DATA PROVIDED ▸
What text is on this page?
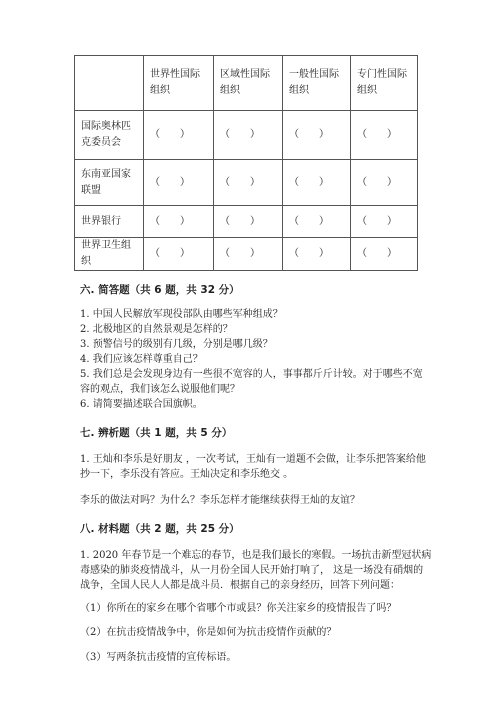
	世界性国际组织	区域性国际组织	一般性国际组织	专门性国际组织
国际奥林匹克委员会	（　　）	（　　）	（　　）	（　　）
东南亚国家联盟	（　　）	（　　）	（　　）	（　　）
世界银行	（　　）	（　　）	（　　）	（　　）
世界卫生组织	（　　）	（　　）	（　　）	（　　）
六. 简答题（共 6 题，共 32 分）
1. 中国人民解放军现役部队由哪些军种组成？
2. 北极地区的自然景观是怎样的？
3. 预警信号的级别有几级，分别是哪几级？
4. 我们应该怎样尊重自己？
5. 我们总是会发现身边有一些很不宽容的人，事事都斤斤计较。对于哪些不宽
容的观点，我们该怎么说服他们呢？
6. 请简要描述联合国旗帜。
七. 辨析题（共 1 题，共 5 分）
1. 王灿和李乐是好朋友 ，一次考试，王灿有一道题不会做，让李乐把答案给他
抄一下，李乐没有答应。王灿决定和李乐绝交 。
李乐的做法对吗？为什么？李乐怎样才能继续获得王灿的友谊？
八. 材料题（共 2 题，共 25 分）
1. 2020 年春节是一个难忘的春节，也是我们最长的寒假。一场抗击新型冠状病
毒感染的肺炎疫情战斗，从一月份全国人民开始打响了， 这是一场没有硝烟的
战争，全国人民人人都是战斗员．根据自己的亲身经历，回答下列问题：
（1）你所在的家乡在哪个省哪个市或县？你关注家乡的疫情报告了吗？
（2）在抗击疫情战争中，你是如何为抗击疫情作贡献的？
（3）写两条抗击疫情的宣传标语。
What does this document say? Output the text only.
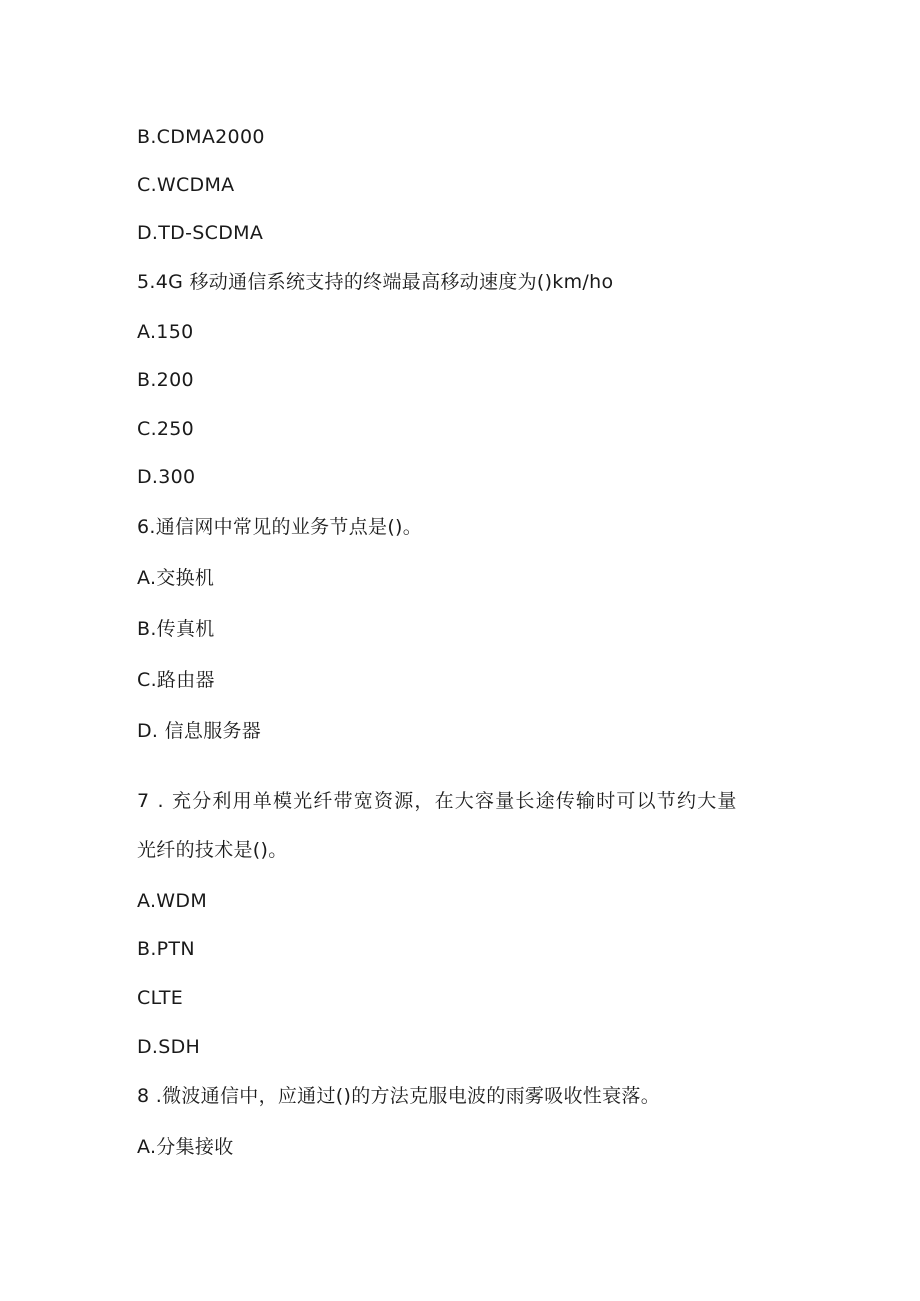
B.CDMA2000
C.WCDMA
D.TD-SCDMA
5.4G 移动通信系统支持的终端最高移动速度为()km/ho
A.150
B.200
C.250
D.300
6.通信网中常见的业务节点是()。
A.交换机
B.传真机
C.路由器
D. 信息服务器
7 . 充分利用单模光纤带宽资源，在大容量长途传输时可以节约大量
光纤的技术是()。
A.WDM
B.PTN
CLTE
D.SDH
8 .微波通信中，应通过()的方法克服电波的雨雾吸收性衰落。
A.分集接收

TASK REQUIREMENTS ▸
The required output is the number of lines containing the word "this", and nothing besides.

PROBLEM SOLUTION ▸
2